_Set task:_
Identify the lines that contain the word "Einsatzleitung", then copy them.

Start Provided information

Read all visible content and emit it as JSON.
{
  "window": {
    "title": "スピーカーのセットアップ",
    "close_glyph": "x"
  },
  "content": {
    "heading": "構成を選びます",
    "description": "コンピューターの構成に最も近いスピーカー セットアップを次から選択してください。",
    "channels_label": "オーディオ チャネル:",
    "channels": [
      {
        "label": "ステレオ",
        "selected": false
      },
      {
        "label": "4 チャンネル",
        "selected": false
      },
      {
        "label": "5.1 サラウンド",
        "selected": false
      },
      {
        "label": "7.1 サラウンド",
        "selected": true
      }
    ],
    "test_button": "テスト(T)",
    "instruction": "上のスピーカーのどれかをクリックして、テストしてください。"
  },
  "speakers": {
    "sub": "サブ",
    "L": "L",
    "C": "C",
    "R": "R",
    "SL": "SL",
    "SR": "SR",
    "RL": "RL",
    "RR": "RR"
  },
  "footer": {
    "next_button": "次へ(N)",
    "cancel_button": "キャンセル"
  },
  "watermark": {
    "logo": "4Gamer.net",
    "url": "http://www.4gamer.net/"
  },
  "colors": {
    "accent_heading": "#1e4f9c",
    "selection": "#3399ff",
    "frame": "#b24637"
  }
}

End Provided information
Start Provided information

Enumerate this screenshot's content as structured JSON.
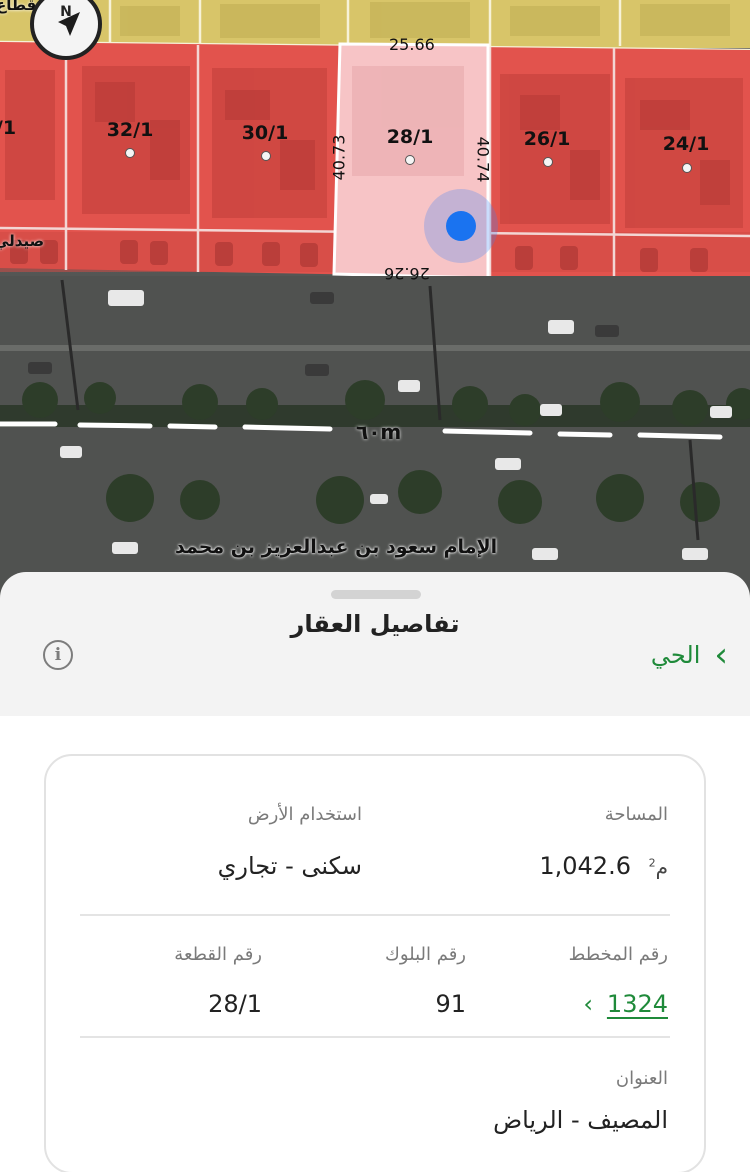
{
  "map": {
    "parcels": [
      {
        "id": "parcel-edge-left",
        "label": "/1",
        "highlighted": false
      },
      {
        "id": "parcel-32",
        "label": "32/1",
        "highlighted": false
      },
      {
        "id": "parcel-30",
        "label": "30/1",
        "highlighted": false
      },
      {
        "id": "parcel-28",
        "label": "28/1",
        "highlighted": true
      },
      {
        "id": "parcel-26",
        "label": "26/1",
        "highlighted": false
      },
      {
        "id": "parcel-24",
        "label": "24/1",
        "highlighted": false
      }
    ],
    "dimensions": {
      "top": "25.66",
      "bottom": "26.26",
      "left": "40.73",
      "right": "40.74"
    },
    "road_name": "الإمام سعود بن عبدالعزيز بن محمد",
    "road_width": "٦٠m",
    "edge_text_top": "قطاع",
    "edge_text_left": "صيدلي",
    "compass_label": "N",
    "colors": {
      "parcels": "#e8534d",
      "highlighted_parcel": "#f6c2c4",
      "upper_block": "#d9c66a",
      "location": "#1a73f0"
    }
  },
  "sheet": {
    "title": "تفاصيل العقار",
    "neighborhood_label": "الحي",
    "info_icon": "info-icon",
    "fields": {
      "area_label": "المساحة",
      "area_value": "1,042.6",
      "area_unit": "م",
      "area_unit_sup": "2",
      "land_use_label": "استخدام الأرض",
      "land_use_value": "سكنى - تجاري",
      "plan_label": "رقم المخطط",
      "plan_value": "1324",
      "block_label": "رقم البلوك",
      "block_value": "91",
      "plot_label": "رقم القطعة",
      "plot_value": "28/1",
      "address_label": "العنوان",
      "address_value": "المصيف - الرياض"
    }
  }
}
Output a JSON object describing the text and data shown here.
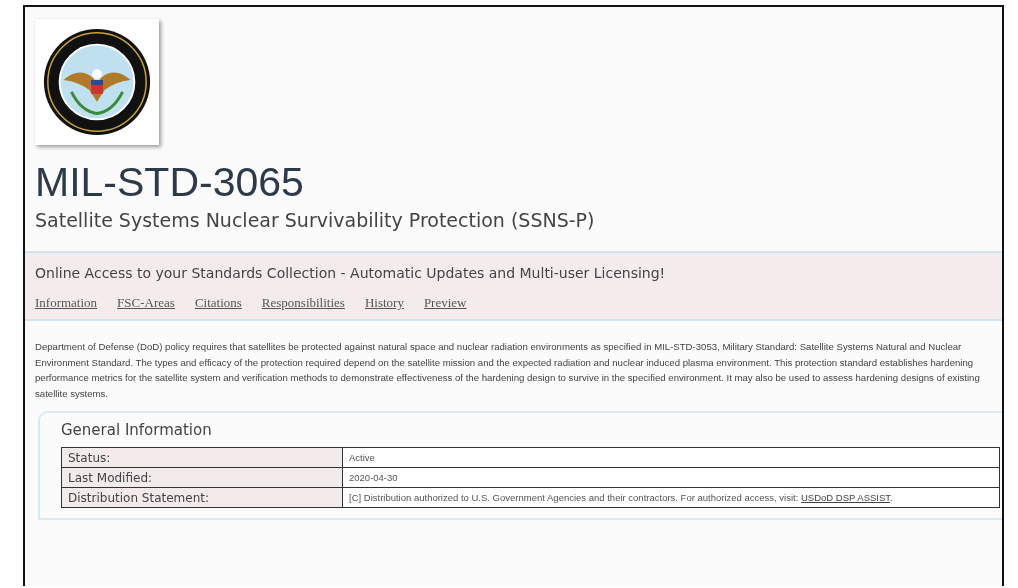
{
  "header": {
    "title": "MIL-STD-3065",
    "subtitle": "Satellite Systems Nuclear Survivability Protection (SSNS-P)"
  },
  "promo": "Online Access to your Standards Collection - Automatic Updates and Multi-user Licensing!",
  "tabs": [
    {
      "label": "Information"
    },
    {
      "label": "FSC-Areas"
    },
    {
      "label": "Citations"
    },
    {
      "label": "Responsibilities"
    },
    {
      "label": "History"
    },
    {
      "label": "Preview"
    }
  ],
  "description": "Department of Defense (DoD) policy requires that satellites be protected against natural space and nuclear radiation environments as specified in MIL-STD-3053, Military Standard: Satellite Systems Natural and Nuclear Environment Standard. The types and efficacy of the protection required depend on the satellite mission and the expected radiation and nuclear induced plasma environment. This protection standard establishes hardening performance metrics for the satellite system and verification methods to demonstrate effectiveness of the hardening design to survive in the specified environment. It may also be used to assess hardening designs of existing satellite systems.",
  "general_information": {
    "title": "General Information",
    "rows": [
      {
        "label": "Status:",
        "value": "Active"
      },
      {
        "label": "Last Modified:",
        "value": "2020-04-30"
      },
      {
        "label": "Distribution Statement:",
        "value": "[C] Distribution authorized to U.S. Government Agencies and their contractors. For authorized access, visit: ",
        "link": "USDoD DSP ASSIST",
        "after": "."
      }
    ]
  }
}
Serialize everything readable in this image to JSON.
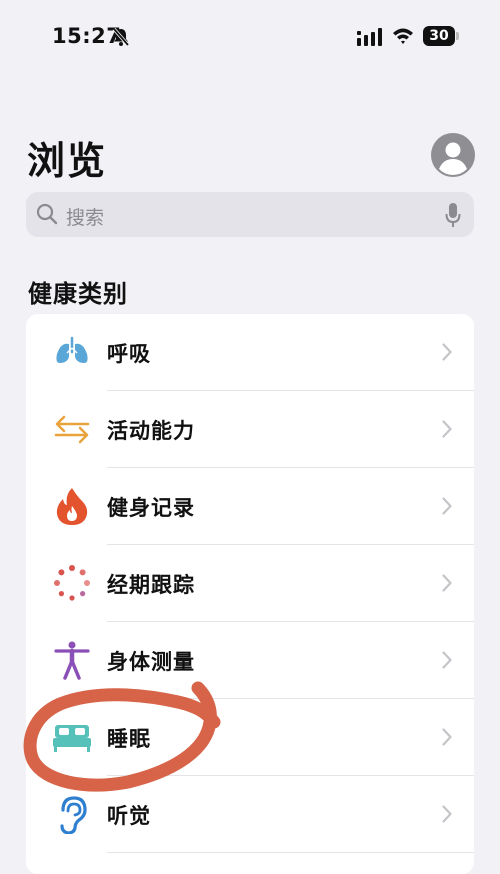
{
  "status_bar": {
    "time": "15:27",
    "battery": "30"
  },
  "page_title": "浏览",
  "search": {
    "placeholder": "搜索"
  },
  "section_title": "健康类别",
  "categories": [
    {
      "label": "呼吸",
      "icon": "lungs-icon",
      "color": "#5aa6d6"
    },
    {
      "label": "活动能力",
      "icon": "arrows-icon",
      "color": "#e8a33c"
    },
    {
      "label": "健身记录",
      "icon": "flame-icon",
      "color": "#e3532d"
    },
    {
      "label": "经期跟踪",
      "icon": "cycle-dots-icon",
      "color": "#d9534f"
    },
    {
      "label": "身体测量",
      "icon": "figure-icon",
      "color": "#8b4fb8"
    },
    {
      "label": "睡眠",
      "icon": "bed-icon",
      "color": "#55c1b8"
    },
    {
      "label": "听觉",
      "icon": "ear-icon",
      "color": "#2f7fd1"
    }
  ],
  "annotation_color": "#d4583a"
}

End Provided information
Start Provided information

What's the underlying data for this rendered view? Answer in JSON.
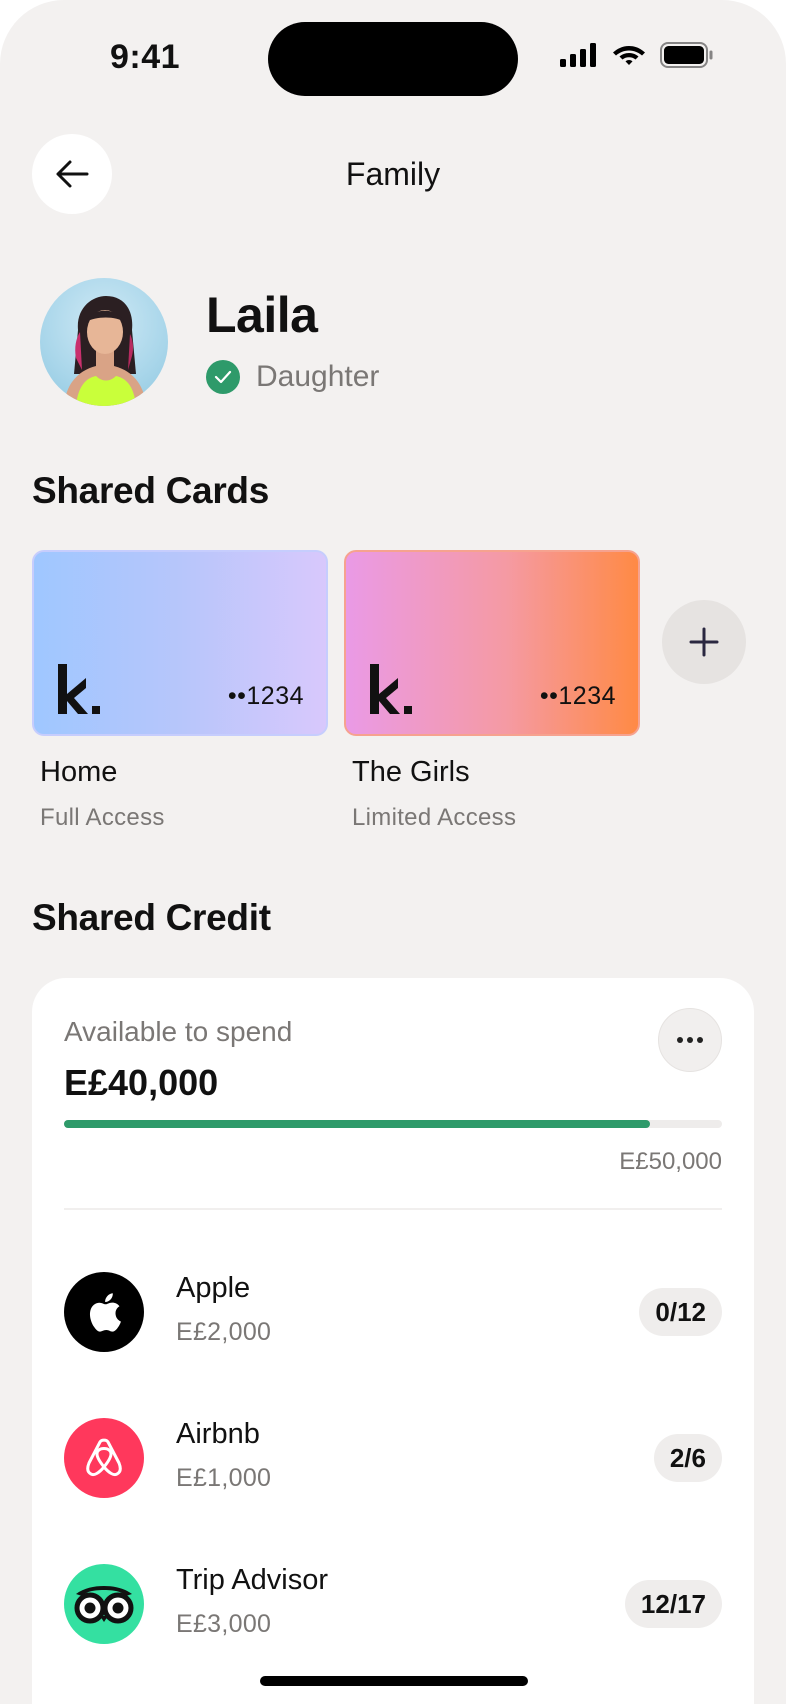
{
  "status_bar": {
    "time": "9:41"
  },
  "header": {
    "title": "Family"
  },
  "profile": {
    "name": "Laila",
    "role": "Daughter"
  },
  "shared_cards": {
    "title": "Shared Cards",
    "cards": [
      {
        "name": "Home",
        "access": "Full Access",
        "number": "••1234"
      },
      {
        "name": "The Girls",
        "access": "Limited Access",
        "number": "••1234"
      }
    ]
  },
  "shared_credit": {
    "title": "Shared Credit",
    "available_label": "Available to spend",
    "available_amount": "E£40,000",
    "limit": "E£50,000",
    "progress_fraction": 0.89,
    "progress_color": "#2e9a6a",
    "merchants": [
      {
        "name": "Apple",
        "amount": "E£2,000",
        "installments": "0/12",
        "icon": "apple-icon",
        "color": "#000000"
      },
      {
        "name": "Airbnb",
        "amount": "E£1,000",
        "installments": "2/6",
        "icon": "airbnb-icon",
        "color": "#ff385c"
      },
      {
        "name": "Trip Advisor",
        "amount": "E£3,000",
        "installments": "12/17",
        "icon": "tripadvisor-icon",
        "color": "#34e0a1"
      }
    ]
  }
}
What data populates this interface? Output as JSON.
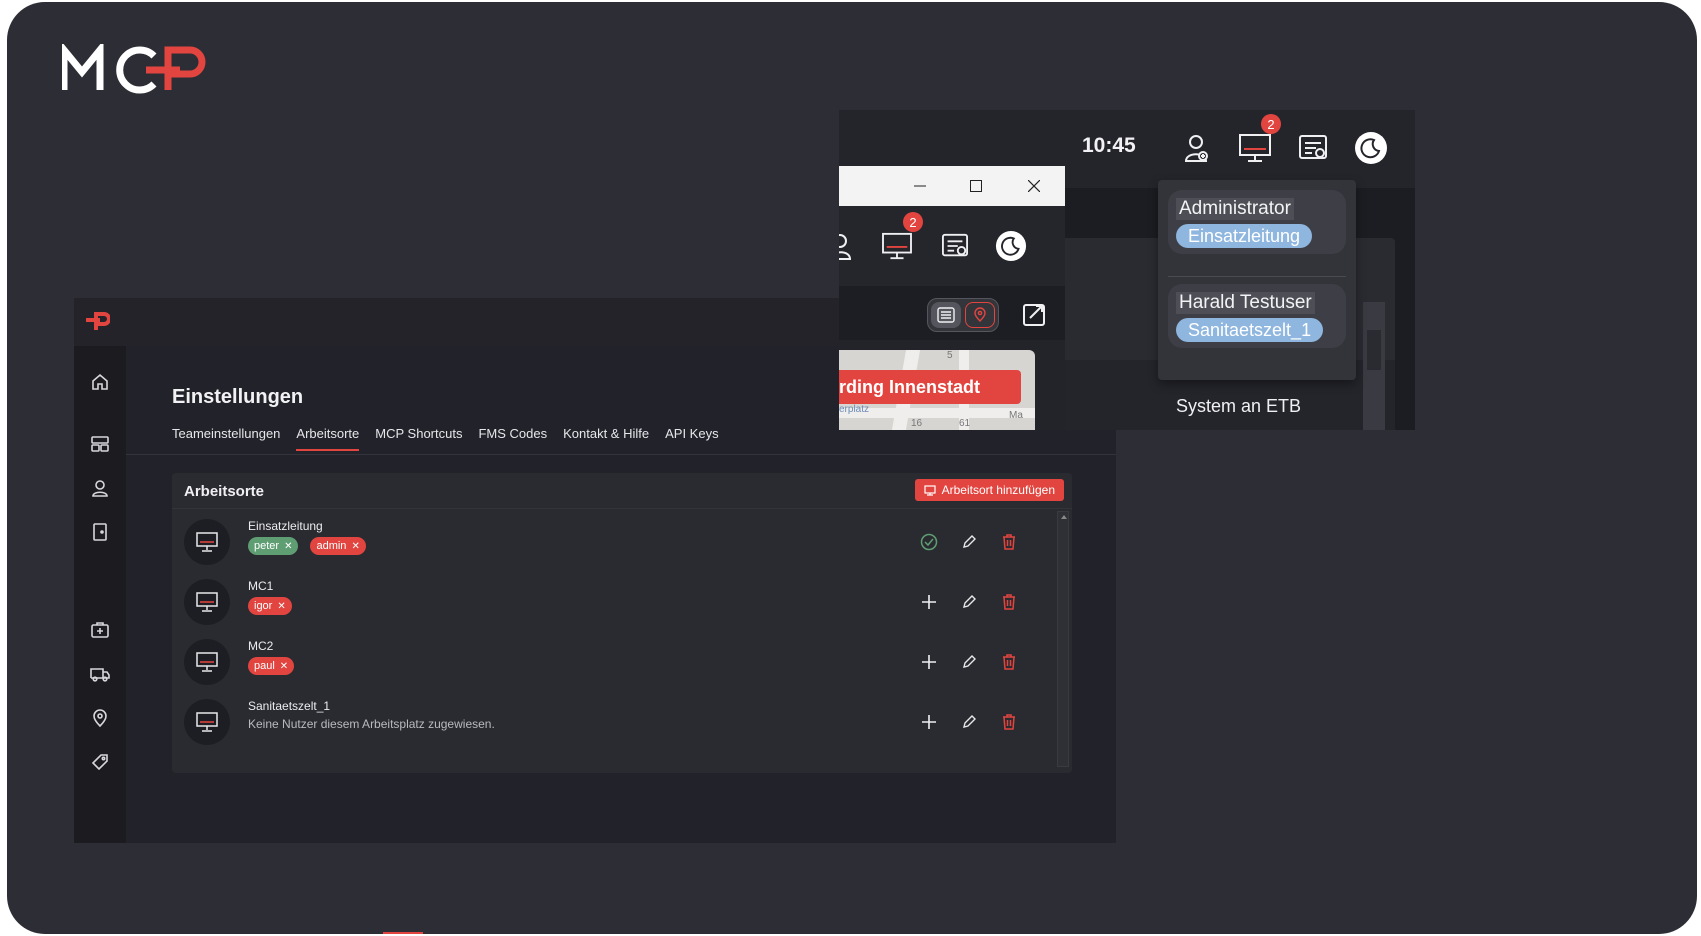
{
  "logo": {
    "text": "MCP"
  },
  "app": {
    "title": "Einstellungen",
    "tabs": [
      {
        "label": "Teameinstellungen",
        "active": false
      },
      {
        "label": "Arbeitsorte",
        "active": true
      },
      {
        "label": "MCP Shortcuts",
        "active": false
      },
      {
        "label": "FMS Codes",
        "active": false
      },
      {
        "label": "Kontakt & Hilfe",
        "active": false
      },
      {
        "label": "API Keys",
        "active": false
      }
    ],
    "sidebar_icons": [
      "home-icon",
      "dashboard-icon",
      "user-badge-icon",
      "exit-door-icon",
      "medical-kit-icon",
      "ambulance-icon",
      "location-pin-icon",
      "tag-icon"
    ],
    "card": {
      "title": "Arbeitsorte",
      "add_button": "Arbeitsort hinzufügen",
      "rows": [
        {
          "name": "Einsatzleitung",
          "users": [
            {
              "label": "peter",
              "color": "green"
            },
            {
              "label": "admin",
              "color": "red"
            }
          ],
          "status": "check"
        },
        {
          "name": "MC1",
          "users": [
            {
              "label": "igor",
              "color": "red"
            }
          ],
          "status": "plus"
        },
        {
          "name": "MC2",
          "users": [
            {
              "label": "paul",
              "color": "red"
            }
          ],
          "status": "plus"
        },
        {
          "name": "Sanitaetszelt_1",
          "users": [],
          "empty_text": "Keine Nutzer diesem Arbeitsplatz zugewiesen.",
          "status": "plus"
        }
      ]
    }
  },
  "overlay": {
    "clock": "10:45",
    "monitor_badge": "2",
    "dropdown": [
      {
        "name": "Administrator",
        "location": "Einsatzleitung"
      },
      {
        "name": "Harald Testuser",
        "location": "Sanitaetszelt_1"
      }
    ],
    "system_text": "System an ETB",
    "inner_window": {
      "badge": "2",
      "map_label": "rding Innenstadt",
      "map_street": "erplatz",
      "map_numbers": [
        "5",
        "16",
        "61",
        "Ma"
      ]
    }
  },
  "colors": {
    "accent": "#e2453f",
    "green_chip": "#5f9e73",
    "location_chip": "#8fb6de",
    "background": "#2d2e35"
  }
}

End Provided information

_Solved problem:_
          "name": "Einsatzleitung",
        "location": "Einsatzleitung"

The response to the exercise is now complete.